▶ [Task goal] Word for word, give the material below again, minus any images.

-- -- --

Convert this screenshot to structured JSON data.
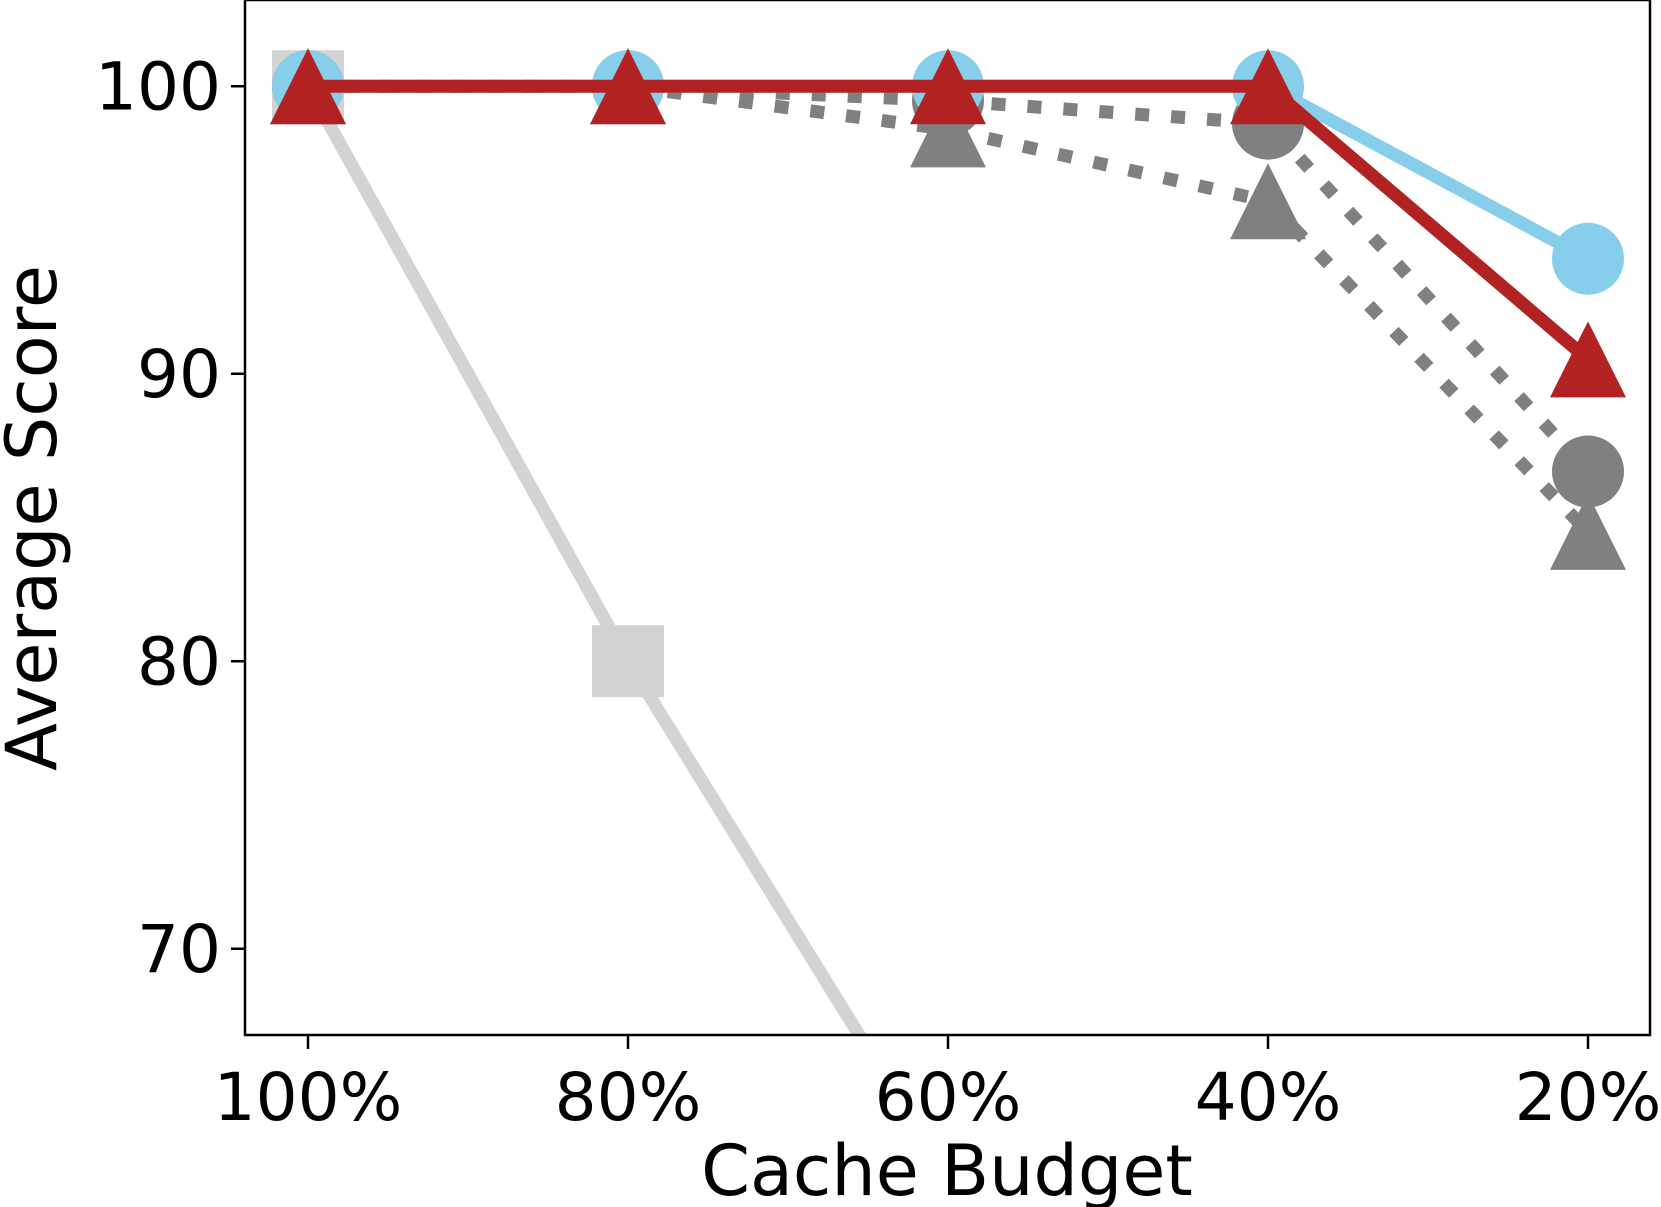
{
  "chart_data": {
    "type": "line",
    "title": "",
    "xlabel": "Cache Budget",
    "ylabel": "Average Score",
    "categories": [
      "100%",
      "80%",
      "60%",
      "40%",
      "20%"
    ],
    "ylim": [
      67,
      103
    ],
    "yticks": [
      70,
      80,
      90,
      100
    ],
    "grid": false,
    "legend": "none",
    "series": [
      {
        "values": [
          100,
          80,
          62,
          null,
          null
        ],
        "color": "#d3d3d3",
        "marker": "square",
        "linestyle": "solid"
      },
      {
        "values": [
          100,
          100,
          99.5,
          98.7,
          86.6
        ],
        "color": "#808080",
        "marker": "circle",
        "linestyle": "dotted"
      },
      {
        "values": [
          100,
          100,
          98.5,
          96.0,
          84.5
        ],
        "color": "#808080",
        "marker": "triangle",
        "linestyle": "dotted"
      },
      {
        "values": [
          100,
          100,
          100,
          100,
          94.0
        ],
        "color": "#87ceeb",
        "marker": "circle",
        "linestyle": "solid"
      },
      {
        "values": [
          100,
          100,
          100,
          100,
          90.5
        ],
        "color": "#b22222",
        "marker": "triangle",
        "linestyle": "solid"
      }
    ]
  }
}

-- -- --

▶ [In response]
Convert this screenshot to structured JSON data.
{
  "chart_data": {
    "type": "line",
    "title": "",
    "xlabel": "Cache Budget",
    "ylabel": "Average Score",
    "categories": [
      "100%",
      "80%",
      "60%",
      "40%",
      "20%"
    ],
    "ylim": [
      67,
      103
    ],
    "yticks": [
      70,
      80,
      90,
      100
    ],
    "grid": false,
    "legend": "none",
    "series": [
      {
        "values": [
          100,
          80,
          62,
          null,
          null
        ],
        "color": "#d3d3d3",
        "marker": "square",
        "linestyle": "solid"
      },
      {
        "values": [
          100,
          100,
          99.5,
          98.7,
          86.6
        ],
        "color": "#808080",
        "marker": "circle",
        "linestyle": "dotted"
      },
      {
        "values": [
          100,
          100,
          98.5,
          96.0,
          84.5
        ],
        "color": "#808080",
        "marker": "triangle",
        "linestyle": "dotted"
      },
      {
        "values": [
          100,
          100,
          100,
          100,
          94.0
        ],
        "color": "#87ceeb",
        "marker": "circle",
        "linestyle": "solid"
      },
      {
        "values": [
          100,
          100,
          100,
          100,
          90.5
        ],
        "color": "#b22222",
        "marker": "triangle",
        "linestyle": "solid"
      }
    ]
  }
}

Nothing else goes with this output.